## Extrait cité
┄┄┄┄┄┄

L’histoire de la vie, c’est Dégueu ?
La Cie Mokett investit les murs d’Am Stram Gram pour une leçon déjantée adressée aux plus jeunes (et aux moins jeunes aussi) sur l’éducation sex… non, l’histoire de la vie ! Dégueu, c’est à voir jusqu’au 30 mars.
Sur scène, on retrouve tout d’abord deux artistes (Delphine Barut et Antoine Courvoisier) qui veulent faire jeune, avec leur rap et leurs baggy trop larges un peu ringard. Une fois leur spectacle terminé, Mme Delavie (Clea Eden), présente dans le public, les alpague. Elle qui doit se rendre dans toutes les classes du canton pour un cours d’histoire de la vie veut profiter d’en avoir plusieurs réunies pour donner son cours et faire « d’un coup plusieurs pierres ». C’est ainsi que commence sa conférence, autour du thème de départ de la reproduction. Mais c’est sans compter sur l’intervention d’Angelo (Angelo Dell’Aquila), cet enfant barbu « qui porte une casquette pour cacher [sa] calvitie », Charlotte Filou qui doit s’assurer que rien de « crado » ne soit abordé, et les deux artistes qui joueront les assitant·e·s de Mme Delavie. Le tout nous emmène dans l’univers de la Cie Mokett, pour expliquer et désamorcer les complexes.
Un univers déjanté
Comme toujours avec la Cie Mokett, il y a beaucoup d’énergie sur scène, et une grande économie de moyens. Ainsi, mis à part quelques rideaux blancs et l’apparition soudaine de Sabrina, cette boîte ressemblant à miroir, mais dotée d’une intelligence artificielle capable de répondre à toutes les demandes, rien d’autre ne figure sur la scène. On retrouve alors tout ce qu’on aime avec cette équipe : des personnages originaux et hauts en couleur, des costumes variés – on passe des baggy trop larges à des costumes d’hommes musclés (et nus), en passant par des ovules et spermatozoïdes – des chansons, qu’elles soient créées pour l’occasion ou revisitant des grands classiques…
On n’oubliera pas de citer les jeux de mots foireux et hilarants dont Antoine Courvoisier, qui signe le texte du spectacle, a le secret ! Et comment ne pas parler des références adressées aux moins jeunes du public – dont je fais évidemment, pour une fois, partie – qui émaillent l’ensemble du spectacle. Surtout, pour englober tout cela, on soulignera la belle complicité qui règne entre les membres de la troupe. Ils et elles ont du plaisir à jouer ensemble, et cela se ressent, même auprès des ados qui constituaient le public de la scolaire à laquelle j’ai assisté.

┄┄┄┄┄┄

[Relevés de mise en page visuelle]

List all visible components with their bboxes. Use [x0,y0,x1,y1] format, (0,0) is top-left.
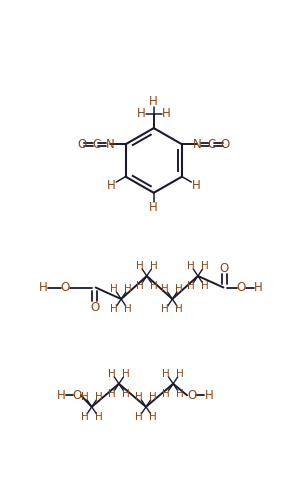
Text: H: H [124,304,132,314]
Text: H: H [108,369,116,379]
Text: H: H [162,107,170,120]
Text: H: H [56,389,65,402]
Text: H: H [39,281,48,294]
Text: H: H [95,412,103,422]
Text: H: H [149,96,158,109]
Text: H: H [161,284,169,294]
Text: C: C [92,138,100,151]
Text: H: H [124,284,132,294]
Text: H: H [135,412,143,422]
Text: H: H [110,304,118,314]
Text: H: H [187,281,195,291]
Text: O: O [220,262,229,275]
Text: H: H [110,284,118,294]
Text: C: C [207,138,215,151]
Text: H: H [149,201,158,214]
Text: H: H [162,389,170,399]
Text: H: H [187,261,195,271]
Text: O: O [90,301,100,314]
Text: H: H [136,281,144,291]
Text: H: H [81,392,89,402]
Text: O: O [221,138,230,151]
Text: H: H [95,392,103,402]
Text: H: H [162,369,170,379]
Text: H: H [254,281,263,294]
Text: H: H [81,412,89,422]
Text: N: N [193,138,202,151]
Text: H: H [135,392,143,402]
Text: H: H [150,261,158,271]
Text: H: H [137,107,146,120]
Text: H: H [201,281,209,291]
Text: H: H [122,389,130,399]
Text: H: H [176,389,184,399]
Text: O: O [187,389,196,402]
Text: H: H [149,392,157,402]
Text: H: H [176,369,184,379]
Text: O: O [237,281,246,294]
Text: H: H [204,389,213,402]
Text: H: H [161,304,169,314]
Text: H: H [192,179,201,192]
Text: O: O [60,281,69,294]
Text: H: H [201,261,209,271]
Text: H: H [150,281,158,291]
Text: H: H [176,304,183,314]
Text: H: H [108,389,116,399]
Text: H: H [149,412,157,422]
Text: O: O [72,389,82,402]
Text: O: O [77,138,87,151]
Text: N: N [106,138,114,151]
Text: H: H [136,261,144,271]
Text: H: H [106,179,115,192]
Text: H: H [122,369,130,379]
Text: H: H [176,284,183,294]
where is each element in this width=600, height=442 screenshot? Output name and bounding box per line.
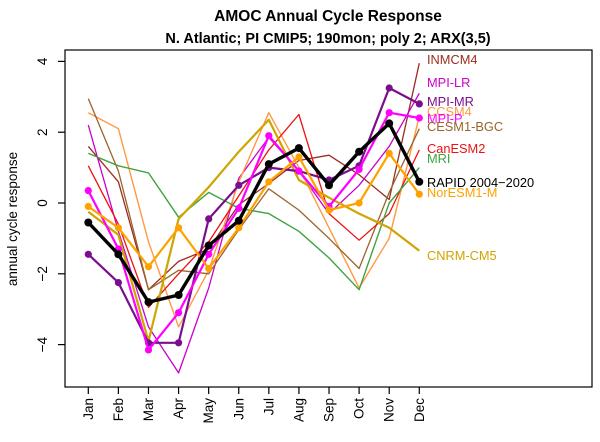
legend-label-cesm1-bgc: CESM1-BGC	[427, 119, 503, 134]
legend-label-inmcm4: INMCM4	[427, 52, 477, 67]
series-marker-mpi-mr-dec	[415, 100, 423, 108]
series-noresm1-m	[84, 149, 423, 273]
chart-title: AMOC Annual Cycle Response	[214, 8, 442, 25]
series-marker-noresm1-m-sep	[325, 206, 333, 214]
x-tick-label-Feb: Feb	[111, 398, 126, 421]
series-marker-rapid-2004-2020-feb	[114, 250, 123, 259]
legend-label-mpi-mr: MPI-MR	[427, 94, 474, 109]
series-cesm1-bgc	[87, 98, 420, 291]
x-tick-label-Nov: Nov	[382, 398, 397, 422]
plot-area: 4 2 0 −2 −4 Jan Feb Mar Apr May Jun Jul Aug Sep Oct Nov…	[35, 49, 593, 424]
series-marker-mpi-p-jul	[265, 132, 273, 140]
y-tick-label: 0	[35, 199, 50, 207]
x-tick-label-May: May	[201, 398, 216, 424]
series-line-cesm1-bgc	[87, 98, 420, 291]
series-marker-mpi-p-oct	[355, 165, 363, 173]
legend-label-ccsm4: CCSM4	[427, 104, 472, 119]
series-marker-mpi-mr-jun	[235, 181, 243, 189]
x-tick-label-Sep: Sep	[322, 398, 337, 422]
series-marker-mpi-p-may	[205, 250, 213, 258]
series-marker-rapid-2004-2020-may	[204, 241, 213, 250]
y-tick-label: 4	[35, 57, 50, 65]
x-tick-label-Mar: Mar	[141, 397, 156, 421]
series-line-mri	[88, 152, 420, 291]
series-marker-noresm1-m-oct	[355, 199, 363, 207]
series-marker-mpi-mr-feb	[114, 279, 122, 287]
x-tick-label-Dec: Dec	[412, 398, 427, 422]
x-tick-label-Apr: Apr	[171, 398, 186, 420]
series-marker-mpi-p-aug	[295, 167, 303, 175]
legend-label-mpi-p: MPI-P	[427, 111, 463, 126]
series-marker-mpi-p-jun	[235, 204, 243, 212]
y-axis-title: annual cycle response	[5, 152, 20, 286]
series-marker-noresm1-m-dec	[415, 190, 423, 198]
series-marker-noresm1-m-aug	[295, 153, 303, 161]
series-marker-mpi-mr-may	[205, 215, 213, 223]
series-cnrm-cm5	[87, 118, 420, 343]
series-marker-mpi-p-nov	[385, 109, 393, 117]
series-line-rapid-2004-2020	[87, 121, 421, 304]
legend-label-canesm2: CanESM2	[427, 141, 485, 156]
series-mpi-lr	[87, 92, 420, 374]
series-marker-mpi-p-apr	[175, 309, 183, 317]
legend-label-noresm1-m: NorESM1-M	[427, 185, 497, 200]
series-line-mpi-p	[87, 111, 420, 351]
series-marker-rapid-2004-2020-nov	[385, 119, 394, 128]
y-tick-label: −4	[35, 336, 50, 352]
x-tick-label-Jan: Jan	[81, 398, 96, 420]
legend-label-mpi-lr: MPI-LR	[427, 75, 470, 90]
series-marker-noresm1-m-jul	[265, 178, 273, 186]
series-marker-rapid-2004-2020-apr	[174, 291, 183, 299]
series-marker-mpi-mr-jan	[84, 250, 92, 258]
series-marker-rapid-2004-2020-sep	[325, 181, 333, 190]
x-tick-label-Aug: Aug	[291, 398, 306, 422]
series-marker-noresm1-m-nov	[385, 149, 393, 157]
series-marker-rapid-2004-2020-jan	[84, 218, 93, 227]
series-marker-rapid-2004-2020-jul	[264, 160, 273, 169]
chart-subtitle: N. Atlantic; PI CMIP5; 190mon; poly 2; A…	[165, 31, 490, 47]
series-marker-noresm1-m-feb	[114, 224, 122, 232]
legend-label-mri: MRI	[427, 151, 450, 166]
series-marker-mpi-p-jan	[84, 187, 92, 195]
series-marker-noresm1-m-may	[205, 264, 213, 273]
series-marker-rapid-2004-2020-mar	[144, 298, 153, 307]
series-marker-mpi-p-dec	[415, 114, 423, 122]
x-tick-label-Jun: Jun	[231, 398, 246, 420]
series-marker-mpi-mr-nov	[385, 84, 393, 92]
series-ccsm4	[87, 112, 420, 328]
series-mri	[88, 152, 420, 291]
series-marker-noresm1-m-jan	[84, 202, 92, 211]
series-marker-rapid-2004-2020-jun	[234, 216, 243, 225]
y-tick-label: 2	[35, 128, 50, 136]
series-marker-rapid-2004-2020-aug	[294, 144, 303, 153]
series-line-cnrm-cm5	[87, 118, 420, 343]
series-marker-noresm1-m-apr	[175, 224, 183, 232]
series-marker-rapid-2004-2020-dec	[415, 177, 424, 186]
series-line-noresm1-m	[87, 152, 421, 270]
series-rapid-2004-2020	[84, 119, 424, 307]
x-tick-label-Oct: Oct	[352, 398, 367, 419]
legend-label-rapid-2004-2020: RAPID 2004−2020	[427, 175, 534, 190]
series-marker-noresm1-m-mar	[144, 263, 153, 271]
series-marker-rapid-2004-2020-oct	[355, 147, 364, 156]
series-marker-mpi-mr-apr	[175, 339, 183, 347]
series-marker-mpi-p-mar	[144, 346, 153, 354]
series-line-mpi-lr	[87, 92, 420, 374]
series-line-ccsm4	[87, 112, 420, 328]
series-marker-noresm1-m-jun	[235, 224, 243, 232]
x-tick-label-Jul: Jul	[261, 398, 276, 415]
y-tick-label: −2	[35, 266, 50, 281]
legend-label-cnrm-cm5: CNRM-CM5	[427, 248, 497, 263]
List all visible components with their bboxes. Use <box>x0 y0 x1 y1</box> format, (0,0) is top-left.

┄┄┄┄┄┄

## Objectif 1
Recopiez l'extrait sur la Cie Mokett entre « L’histoire de la vie, c’est » et « jusqu’au 30 mars. » inclus, en renommant « Dégueu » en « Crado ».
## Objectif 2
D'après l'extrait sur la Cie Mokett, qui signe le texte du spectacle ?
Servez-vous uniquement de l'extrait cité.

## Réponse 1
L’histoire de la vie, c’est Crado ?
La Cie Mokett investit les murs d’Am Stram Gram pour une leçon déjantée adressée aux plus jeunes (et aux moins jeunes aussi) sur l’éducation sex… non, l’histoire de la vie ! Crado, c’est à voir jusqu’au 30 mars.

## Réponse 2
Antoine Courvoisier signe le texte du spectacle.